Count the lines below that contain the word "Lawsuits". Reply with the number alone.

Lines excerpted from a collection
· · · · · · ·

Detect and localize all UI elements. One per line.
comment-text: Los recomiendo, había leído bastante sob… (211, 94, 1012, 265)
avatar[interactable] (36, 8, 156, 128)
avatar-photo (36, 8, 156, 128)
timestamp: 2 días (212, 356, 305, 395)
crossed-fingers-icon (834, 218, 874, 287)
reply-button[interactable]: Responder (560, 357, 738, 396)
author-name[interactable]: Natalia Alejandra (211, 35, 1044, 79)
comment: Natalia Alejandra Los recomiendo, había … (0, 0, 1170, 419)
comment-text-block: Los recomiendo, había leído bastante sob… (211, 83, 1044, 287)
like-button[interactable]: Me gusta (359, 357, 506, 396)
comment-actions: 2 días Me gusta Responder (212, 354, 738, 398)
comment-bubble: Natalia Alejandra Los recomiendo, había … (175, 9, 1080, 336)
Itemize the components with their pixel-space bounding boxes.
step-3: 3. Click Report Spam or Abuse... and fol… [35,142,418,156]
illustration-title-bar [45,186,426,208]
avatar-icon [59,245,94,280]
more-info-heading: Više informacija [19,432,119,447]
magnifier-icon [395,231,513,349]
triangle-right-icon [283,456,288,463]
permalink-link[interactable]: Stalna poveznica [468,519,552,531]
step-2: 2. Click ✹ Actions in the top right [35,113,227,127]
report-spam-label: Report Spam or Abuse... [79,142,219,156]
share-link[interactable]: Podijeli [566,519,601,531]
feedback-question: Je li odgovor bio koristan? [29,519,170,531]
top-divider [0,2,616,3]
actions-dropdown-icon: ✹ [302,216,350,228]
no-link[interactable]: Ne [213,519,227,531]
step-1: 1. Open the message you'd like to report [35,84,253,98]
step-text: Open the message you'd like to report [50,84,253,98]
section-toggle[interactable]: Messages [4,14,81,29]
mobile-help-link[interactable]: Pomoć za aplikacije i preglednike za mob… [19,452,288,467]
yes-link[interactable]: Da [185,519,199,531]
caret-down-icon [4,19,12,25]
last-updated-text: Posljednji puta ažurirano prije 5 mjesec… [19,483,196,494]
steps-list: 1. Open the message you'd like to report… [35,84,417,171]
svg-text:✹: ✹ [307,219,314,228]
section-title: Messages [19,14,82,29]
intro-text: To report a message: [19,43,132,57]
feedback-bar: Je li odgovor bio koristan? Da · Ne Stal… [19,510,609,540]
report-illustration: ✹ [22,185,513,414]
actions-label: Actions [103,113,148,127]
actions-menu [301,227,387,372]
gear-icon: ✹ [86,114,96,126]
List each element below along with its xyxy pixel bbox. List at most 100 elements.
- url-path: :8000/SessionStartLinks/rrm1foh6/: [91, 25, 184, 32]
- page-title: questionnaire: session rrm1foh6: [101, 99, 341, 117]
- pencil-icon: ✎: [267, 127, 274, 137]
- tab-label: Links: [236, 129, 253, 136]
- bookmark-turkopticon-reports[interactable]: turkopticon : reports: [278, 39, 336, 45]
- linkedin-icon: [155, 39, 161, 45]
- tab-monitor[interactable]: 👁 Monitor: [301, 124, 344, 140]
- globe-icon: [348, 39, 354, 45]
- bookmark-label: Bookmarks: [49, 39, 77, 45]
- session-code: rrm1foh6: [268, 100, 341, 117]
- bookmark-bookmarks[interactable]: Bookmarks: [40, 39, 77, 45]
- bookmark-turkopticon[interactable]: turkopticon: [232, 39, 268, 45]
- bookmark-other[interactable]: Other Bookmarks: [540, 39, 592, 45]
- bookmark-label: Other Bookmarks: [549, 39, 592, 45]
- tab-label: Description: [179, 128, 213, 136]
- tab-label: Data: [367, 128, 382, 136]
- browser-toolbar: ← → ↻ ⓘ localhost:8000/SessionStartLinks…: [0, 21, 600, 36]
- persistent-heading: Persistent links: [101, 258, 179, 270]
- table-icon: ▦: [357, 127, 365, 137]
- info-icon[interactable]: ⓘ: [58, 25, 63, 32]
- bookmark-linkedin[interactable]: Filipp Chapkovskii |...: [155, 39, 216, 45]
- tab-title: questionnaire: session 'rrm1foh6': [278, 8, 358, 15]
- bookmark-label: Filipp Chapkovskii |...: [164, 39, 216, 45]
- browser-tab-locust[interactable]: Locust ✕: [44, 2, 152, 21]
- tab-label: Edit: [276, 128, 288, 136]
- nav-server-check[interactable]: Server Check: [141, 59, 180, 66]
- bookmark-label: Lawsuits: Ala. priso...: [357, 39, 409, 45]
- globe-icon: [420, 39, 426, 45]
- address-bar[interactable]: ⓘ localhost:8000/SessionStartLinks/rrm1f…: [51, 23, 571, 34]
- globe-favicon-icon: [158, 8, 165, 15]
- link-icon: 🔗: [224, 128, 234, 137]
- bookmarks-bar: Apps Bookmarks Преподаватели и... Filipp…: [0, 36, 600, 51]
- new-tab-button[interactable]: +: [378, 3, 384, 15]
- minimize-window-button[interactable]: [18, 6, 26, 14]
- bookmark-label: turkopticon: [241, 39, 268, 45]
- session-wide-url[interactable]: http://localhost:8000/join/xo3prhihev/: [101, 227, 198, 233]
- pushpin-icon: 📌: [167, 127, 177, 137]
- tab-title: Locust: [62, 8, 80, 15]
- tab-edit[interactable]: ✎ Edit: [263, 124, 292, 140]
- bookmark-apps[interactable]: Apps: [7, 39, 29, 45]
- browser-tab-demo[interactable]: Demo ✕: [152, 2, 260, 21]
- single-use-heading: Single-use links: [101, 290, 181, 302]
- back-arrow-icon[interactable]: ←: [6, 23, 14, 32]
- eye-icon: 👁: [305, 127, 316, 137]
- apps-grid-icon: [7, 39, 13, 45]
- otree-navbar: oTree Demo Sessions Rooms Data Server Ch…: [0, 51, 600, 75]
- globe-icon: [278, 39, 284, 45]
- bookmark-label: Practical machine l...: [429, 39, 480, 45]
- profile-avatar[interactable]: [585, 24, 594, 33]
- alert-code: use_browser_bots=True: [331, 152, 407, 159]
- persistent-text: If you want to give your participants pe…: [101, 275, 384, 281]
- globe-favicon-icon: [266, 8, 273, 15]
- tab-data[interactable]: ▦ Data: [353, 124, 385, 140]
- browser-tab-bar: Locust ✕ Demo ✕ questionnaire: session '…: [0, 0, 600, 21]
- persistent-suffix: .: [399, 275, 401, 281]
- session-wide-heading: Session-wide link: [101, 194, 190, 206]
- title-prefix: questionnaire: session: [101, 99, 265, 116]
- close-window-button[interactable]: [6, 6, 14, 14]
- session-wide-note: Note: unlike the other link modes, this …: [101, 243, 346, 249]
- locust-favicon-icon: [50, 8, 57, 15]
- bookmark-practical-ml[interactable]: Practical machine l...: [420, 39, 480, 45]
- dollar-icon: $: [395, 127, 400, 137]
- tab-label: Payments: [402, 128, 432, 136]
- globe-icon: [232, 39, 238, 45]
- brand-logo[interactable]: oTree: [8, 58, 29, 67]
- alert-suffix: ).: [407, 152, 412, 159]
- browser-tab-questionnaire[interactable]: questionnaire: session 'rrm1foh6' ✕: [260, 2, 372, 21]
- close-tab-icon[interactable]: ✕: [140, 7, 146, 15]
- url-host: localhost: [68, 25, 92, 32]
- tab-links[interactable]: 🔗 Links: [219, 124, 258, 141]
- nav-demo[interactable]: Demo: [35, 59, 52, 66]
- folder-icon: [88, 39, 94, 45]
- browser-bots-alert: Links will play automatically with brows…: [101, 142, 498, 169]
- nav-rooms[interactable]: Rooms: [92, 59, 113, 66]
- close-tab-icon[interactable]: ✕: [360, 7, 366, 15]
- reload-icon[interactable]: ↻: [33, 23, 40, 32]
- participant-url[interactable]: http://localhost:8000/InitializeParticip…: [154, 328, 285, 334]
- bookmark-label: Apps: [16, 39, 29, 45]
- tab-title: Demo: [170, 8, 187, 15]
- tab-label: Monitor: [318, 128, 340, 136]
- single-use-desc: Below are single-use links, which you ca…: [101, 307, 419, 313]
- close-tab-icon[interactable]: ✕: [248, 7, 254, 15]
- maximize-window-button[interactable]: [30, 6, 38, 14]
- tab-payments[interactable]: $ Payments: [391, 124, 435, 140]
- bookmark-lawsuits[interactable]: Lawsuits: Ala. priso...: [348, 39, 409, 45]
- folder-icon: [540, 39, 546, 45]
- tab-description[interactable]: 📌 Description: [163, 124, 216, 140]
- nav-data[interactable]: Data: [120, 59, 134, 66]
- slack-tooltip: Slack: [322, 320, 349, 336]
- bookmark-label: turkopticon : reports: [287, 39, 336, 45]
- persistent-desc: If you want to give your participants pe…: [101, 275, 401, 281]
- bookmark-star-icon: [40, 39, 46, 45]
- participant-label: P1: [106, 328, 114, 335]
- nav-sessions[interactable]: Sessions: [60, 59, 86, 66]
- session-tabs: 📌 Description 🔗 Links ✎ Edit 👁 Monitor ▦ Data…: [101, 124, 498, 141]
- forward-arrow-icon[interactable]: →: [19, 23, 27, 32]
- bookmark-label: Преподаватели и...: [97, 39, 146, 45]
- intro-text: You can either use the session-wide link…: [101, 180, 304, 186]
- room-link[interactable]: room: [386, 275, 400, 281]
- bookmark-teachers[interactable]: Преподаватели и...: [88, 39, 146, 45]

· · · · · · ·

**Written answer**
2